** begin Data section **

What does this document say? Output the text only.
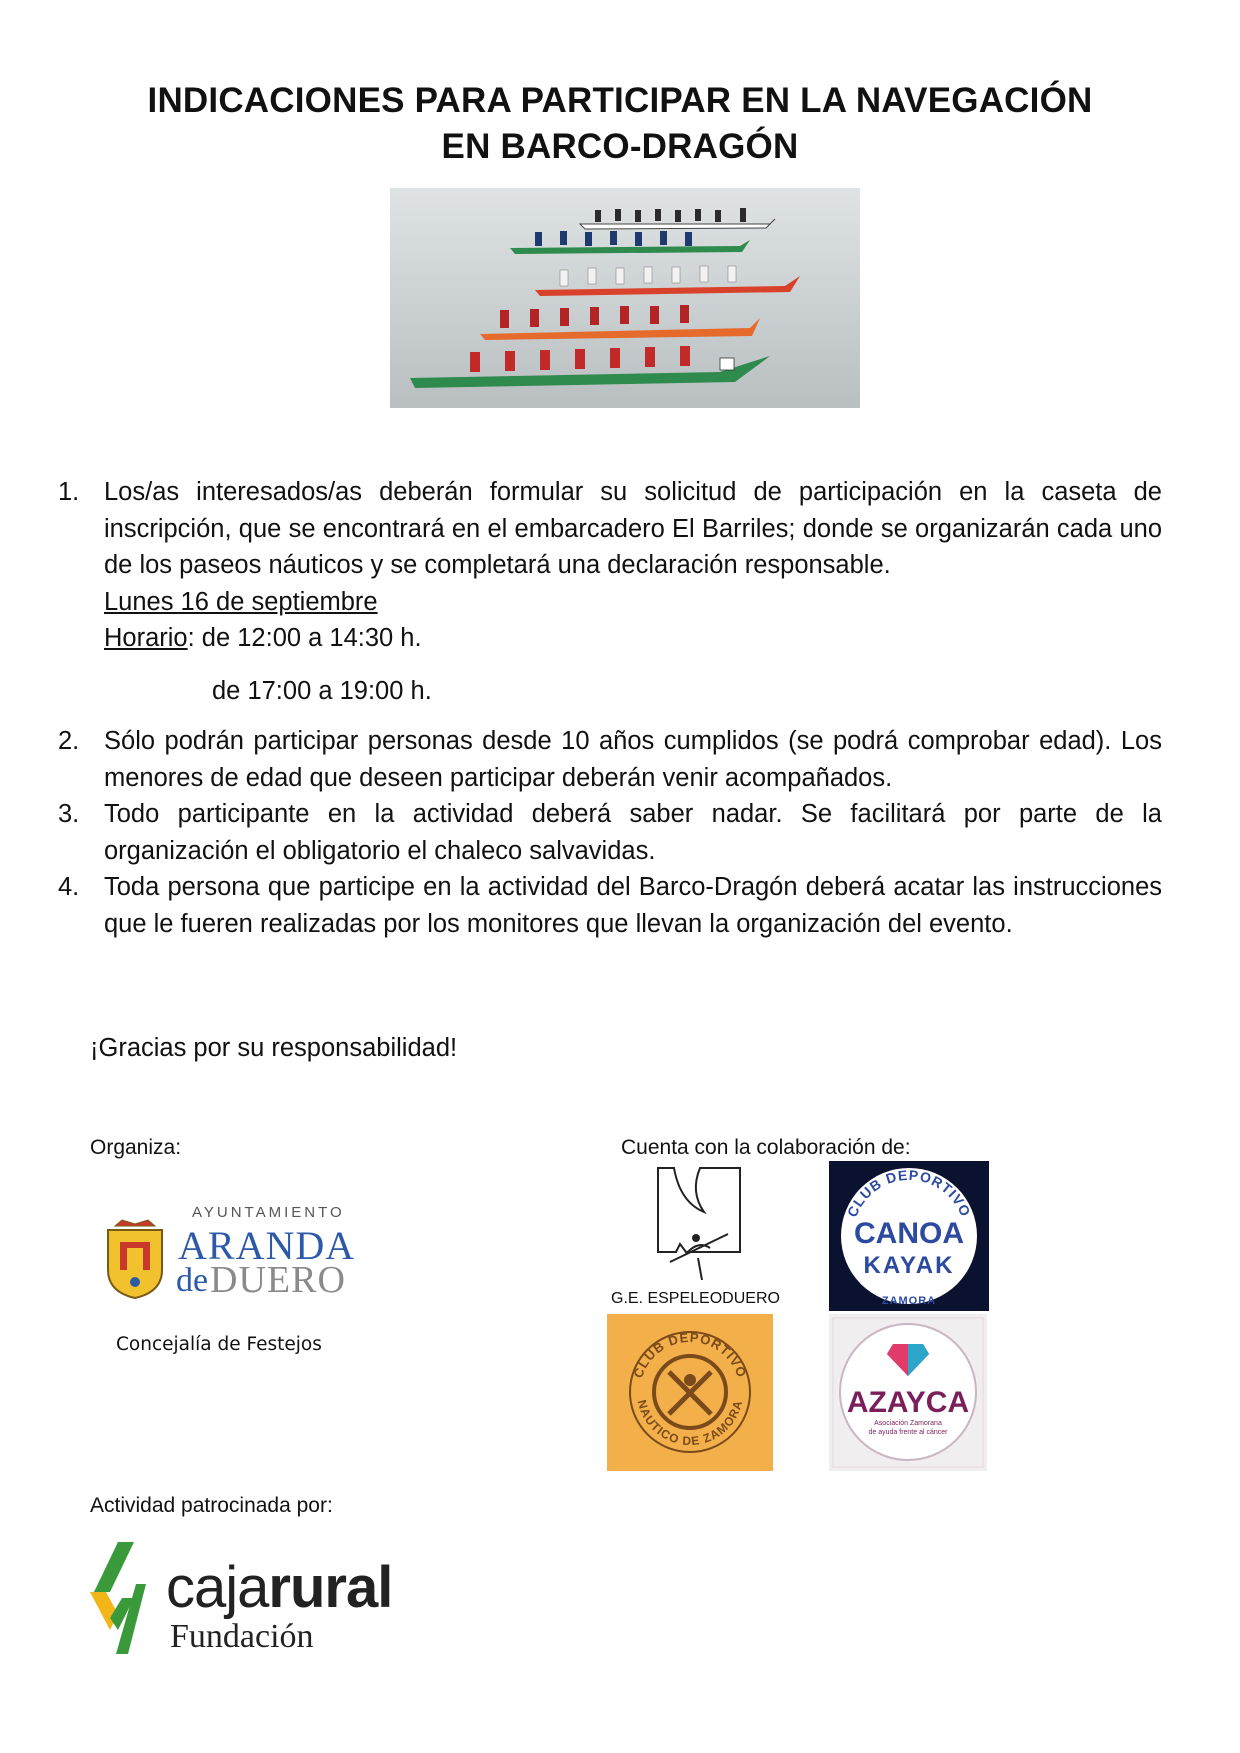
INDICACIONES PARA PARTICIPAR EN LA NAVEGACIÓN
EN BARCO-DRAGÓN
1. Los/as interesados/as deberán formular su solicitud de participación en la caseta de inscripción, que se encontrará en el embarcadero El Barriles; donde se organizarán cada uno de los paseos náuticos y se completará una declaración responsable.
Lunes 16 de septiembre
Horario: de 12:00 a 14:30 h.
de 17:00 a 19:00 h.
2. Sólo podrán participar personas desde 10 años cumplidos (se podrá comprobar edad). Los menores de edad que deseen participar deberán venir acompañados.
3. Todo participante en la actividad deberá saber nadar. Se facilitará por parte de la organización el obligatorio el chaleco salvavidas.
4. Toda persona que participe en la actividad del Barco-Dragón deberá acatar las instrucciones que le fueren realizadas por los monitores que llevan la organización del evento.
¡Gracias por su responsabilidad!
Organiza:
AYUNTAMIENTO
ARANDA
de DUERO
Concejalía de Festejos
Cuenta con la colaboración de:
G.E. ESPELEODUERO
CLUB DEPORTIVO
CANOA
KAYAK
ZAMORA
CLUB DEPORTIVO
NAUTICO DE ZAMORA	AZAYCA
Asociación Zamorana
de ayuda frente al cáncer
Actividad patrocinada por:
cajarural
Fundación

** end Data section **
** begin Data section **

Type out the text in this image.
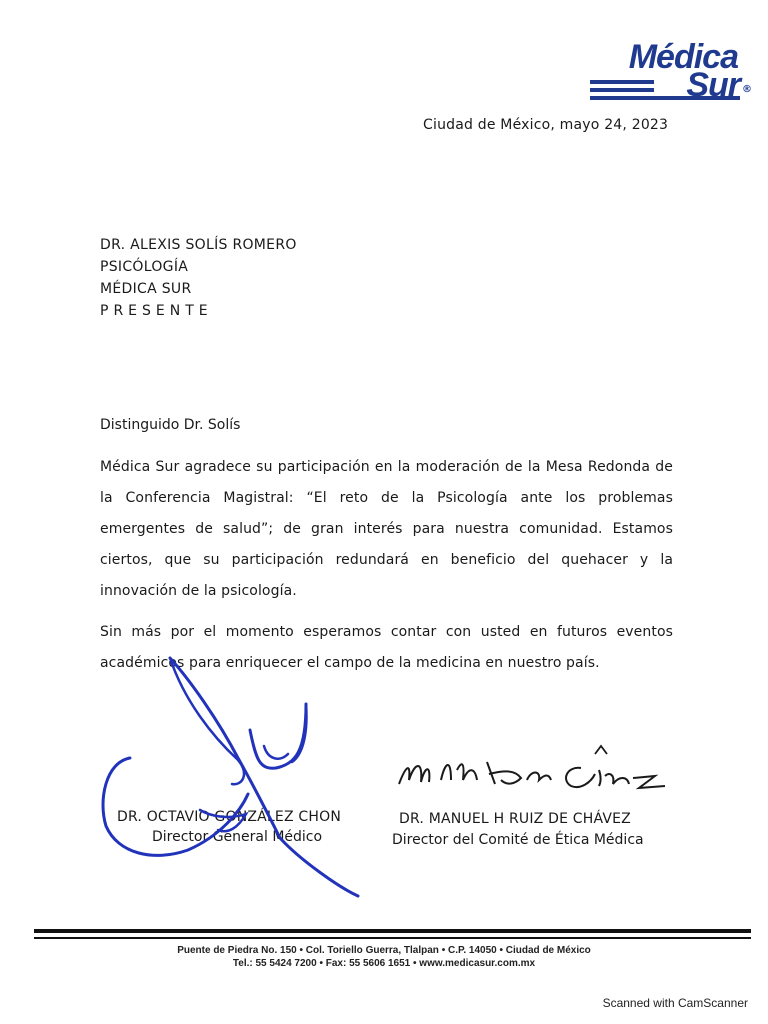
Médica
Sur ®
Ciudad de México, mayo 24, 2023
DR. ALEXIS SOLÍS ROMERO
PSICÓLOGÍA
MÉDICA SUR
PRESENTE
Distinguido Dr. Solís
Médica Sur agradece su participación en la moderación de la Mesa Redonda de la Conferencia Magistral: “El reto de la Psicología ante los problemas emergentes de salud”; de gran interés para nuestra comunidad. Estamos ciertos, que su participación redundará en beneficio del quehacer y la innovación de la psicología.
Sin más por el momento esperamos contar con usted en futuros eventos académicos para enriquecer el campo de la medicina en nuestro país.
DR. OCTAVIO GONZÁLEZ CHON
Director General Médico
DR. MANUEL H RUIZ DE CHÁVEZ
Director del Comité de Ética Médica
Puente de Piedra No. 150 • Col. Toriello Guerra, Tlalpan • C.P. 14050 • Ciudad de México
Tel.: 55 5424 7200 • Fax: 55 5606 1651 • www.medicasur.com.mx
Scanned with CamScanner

** end Data section **

● Exercise details
Examine the records and pull out every line where the string "México" occurs.

● Finished answer
Ciudad de México, mayo 24, 2023
Puente de Piedra No. 150 • Col. Toriello Guerra, Tlalpan • C.P. 14050 • Ciudad de México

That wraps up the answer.